WHAT THE EXERCISE ASKS.
Copy the material below word for word, from its first line through the line containing "What elements are", including that line.

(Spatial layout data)
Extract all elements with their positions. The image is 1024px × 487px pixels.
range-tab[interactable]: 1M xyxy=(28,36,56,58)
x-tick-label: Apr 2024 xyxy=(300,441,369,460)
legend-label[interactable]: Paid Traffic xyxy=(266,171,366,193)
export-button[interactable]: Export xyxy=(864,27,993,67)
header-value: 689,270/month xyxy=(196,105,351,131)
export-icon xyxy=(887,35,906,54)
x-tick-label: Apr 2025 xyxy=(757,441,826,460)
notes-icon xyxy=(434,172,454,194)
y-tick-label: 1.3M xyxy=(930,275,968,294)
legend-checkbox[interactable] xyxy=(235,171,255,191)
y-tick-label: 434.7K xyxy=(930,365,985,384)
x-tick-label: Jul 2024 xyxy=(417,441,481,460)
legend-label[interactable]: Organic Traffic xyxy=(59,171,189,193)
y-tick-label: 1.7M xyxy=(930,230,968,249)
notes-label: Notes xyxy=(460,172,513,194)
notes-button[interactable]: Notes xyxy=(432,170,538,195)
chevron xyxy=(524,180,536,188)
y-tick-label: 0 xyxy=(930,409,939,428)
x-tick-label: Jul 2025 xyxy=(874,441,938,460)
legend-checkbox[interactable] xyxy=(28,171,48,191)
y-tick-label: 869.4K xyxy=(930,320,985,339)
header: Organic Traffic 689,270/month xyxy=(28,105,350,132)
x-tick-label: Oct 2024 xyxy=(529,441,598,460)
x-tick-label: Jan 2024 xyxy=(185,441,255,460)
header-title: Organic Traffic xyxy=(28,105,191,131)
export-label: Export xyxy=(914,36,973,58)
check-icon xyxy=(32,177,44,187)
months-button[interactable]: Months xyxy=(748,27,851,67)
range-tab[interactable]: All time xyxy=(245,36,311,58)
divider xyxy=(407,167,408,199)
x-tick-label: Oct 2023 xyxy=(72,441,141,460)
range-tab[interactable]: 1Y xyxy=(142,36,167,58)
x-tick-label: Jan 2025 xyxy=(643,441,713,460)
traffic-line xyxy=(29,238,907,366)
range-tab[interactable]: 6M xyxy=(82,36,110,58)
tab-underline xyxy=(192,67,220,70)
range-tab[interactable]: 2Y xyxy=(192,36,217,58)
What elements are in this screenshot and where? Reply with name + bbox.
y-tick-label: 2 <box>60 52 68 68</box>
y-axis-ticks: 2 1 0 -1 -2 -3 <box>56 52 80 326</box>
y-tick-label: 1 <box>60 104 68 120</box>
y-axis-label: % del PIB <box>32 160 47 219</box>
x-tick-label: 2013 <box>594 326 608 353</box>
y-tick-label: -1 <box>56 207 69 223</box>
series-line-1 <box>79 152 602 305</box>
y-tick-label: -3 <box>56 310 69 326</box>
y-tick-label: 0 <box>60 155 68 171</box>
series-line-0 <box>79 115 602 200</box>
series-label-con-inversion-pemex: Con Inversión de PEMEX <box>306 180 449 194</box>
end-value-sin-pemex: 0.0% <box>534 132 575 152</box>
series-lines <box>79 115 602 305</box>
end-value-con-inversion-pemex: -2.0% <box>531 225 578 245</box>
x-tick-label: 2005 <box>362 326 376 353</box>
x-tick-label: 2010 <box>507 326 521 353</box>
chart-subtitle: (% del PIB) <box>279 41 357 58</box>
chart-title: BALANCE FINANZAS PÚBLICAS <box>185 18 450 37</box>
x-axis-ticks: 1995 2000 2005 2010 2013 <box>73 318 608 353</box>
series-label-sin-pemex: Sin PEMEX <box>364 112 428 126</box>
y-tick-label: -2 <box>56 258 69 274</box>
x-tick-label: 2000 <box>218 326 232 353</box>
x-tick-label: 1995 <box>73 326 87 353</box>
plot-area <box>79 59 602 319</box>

THE COMPLETED TASK.
Extract all elements with their positions. The image is 1024px × 487px pixels.
range-tab[interactable]: 1M xyxy=(28,36,56,58)
x-tick-label: Apr 2024 xyxy=(300,441,369,460)
legend-label[interactable]: Paid Traffic xyxy=(266,171,366,193)
export-button[interactable]: Export xyxy=(864,27,993,67)
header-value: 689,270/month xyxy=(196,105,351,131)
export-icon xyxy=(887,35,906,54)
x-tick-label: Apr 2025 xyxy=(757,441,826,460)
notes-icon xyxy=(434,172,454,194)
y-tick-label: 1.3M xyxy=(930,275,968,294)
legend-checkbox[interactable] xyxy=(235,171,255,191)
y-tick-label: 434.7K xyxy=(930,365,985,384)
x-tick-label: Jul 2024 xyxy=(417,441,481,460)
legend-label[interactable]: Organic Traffic xyxy=(59,171,189,193)
y-tick-label: 1.7M xyxy=(930,230,968,249)
notes-label: Notes xyxy=(460,172,513,194)
notes-button[interactable]: Notes xyxy=(432,170,538,195)
chevron xyxy=(524,180,536,188)
y-tick-label: 0 xyxy=(930,409,939,428)
x-tick-label: Jul 2025 xyxy=(874,441,938,460)
legend-checkbox[interactable] xyxy=(28,171,48,191)
y-tick-label: 869.4K xyxy=(930,320,985,339)
header: Organic Traffic 689,270/month xyxy=(28,105,350,132)
x-tick-label: Oct 2024 xyxy=(529,441,598,460)
x-tick-label: Jan 2024 xyxy=(185,441,255,460)
header-title: Organic Traffic xyxy=(28,105,191,131)
export-label: Export xyxy=(914,36,973,58)
check-icon xyxy=(32,177,44,187)
months-button[interactable]: Months xyxy=(748,27,851,67)
range-tab[interactable]: All time xyxy=(245,36,311,58)
divider xyxy=(407,167,408,199)
x-tick-label: Oct 2023 xyxy=(72,441,141,460)
range-tab[interactable]: 1Y xyxy=(142,36,167,58)
x-tick-label: Jan 2025 xyxy=(643,441,713,460)
traffic-line xyxy=(29,238,907,366)
range-tab[interactable]: 6M xyxy=(82,36,110,58)
tab-underline xyxy=(192,67,220,70)
range-tab[interactable]: 2Y xyxy=(192,36,217,58)
What elements are in this screenshot and where? Reply with name + bbox.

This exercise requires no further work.